-- TO DO --
Work out how many lines have "unií" in them. Give only that number.

(Stored data)
======
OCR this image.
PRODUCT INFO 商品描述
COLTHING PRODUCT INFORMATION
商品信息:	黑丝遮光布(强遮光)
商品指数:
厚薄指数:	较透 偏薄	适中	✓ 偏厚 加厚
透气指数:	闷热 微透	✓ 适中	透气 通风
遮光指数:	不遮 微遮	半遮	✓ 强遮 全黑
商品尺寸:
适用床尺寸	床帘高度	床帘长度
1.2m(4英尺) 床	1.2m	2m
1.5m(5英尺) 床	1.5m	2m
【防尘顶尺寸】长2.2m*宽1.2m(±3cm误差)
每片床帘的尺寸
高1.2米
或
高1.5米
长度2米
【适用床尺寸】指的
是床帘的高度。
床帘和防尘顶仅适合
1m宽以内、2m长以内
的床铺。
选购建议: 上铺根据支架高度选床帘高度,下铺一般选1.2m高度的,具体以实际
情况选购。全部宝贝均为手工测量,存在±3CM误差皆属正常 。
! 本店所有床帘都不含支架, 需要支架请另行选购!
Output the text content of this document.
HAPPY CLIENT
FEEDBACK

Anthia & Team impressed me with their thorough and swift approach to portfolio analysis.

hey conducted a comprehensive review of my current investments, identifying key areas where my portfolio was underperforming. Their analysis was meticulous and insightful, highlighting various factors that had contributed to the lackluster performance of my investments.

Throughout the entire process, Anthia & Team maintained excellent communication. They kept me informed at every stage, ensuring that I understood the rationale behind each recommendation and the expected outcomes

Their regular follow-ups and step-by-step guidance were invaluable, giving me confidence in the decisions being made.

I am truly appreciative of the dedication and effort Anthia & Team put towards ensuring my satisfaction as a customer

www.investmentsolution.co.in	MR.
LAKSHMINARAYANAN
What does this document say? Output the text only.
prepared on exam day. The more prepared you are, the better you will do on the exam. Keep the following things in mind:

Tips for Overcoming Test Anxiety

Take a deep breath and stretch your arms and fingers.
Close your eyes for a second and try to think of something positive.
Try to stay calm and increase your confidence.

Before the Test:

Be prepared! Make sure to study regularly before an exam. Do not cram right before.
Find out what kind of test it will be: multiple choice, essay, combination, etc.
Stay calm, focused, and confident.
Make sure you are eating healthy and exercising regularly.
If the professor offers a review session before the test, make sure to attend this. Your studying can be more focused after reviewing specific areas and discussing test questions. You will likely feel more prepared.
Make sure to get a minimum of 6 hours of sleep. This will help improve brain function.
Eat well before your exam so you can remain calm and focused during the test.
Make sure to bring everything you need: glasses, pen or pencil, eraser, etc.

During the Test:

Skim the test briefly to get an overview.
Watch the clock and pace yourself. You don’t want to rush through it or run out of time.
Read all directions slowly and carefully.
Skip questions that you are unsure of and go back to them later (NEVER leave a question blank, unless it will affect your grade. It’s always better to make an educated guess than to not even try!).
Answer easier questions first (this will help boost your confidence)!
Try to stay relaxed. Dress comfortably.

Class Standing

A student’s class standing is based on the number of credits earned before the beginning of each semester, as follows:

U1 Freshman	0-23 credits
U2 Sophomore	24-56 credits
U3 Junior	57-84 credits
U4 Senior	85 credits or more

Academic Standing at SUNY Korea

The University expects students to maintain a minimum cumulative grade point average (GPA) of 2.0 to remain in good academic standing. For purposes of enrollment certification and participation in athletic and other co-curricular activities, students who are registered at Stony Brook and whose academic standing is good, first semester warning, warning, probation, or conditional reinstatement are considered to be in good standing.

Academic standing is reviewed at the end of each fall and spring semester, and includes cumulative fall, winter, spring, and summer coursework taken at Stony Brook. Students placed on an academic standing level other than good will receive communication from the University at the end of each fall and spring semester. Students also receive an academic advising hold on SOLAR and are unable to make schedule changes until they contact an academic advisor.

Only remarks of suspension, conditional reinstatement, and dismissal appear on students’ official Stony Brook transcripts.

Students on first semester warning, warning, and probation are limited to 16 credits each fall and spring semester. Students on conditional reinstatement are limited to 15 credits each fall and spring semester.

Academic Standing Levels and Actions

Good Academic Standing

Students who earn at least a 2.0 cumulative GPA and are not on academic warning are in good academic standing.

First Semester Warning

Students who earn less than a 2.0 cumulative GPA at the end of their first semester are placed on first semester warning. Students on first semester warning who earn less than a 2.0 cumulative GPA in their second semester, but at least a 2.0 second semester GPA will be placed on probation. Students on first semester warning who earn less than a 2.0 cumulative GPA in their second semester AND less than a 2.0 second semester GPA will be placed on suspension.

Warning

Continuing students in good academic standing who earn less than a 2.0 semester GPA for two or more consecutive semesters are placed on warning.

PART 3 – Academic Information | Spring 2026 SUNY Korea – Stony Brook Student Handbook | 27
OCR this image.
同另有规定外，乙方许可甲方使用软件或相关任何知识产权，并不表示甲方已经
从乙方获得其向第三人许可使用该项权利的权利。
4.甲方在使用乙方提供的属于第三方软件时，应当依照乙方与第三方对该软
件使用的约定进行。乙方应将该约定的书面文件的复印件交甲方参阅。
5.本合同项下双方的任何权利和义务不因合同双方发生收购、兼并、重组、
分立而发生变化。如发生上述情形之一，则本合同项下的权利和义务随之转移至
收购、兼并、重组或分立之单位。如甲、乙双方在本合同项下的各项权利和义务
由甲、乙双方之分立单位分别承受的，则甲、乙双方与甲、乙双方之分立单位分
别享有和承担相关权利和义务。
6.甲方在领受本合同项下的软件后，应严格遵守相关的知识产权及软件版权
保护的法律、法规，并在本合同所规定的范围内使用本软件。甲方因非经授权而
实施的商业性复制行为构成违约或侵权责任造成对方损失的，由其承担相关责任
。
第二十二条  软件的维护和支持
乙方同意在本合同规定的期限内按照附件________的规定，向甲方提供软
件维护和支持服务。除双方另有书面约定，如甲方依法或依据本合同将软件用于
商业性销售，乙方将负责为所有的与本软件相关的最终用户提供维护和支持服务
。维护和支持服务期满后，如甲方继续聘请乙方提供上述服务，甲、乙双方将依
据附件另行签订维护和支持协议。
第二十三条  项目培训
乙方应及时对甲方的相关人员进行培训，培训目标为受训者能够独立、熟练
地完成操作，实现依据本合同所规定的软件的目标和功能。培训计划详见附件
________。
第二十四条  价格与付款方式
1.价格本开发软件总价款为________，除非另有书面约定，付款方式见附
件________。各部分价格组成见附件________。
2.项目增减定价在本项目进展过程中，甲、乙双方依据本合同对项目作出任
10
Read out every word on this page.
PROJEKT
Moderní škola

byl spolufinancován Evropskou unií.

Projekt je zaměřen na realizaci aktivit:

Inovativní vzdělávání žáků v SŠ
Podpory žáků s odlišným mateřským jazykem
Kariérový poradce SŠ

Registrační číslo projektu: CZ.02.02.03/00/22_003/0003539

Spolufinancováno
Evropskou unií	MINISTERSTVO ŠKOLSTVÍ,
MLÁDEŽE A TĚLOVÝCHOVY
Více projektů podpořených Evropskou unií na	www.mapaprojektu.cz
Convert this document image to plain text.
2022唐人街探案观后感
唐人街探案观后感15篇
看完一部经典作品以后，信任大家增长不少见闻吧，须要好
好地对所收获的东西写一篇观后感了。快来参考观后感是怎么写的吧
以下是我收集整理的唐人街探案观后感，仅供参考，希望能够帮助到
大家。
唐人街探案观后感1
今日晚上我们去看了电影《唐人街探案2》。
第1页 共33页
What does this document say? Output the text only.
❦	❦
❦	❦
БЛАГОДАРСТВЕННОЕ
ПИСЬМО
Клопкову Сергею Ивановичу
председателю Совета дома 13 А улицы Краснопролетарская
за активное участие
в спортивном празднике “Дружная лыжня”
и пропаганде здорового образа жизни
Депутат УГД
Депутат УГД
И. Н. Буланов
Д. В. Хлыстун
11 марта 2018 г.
======
-- RESULT FOR THIS TASK --
3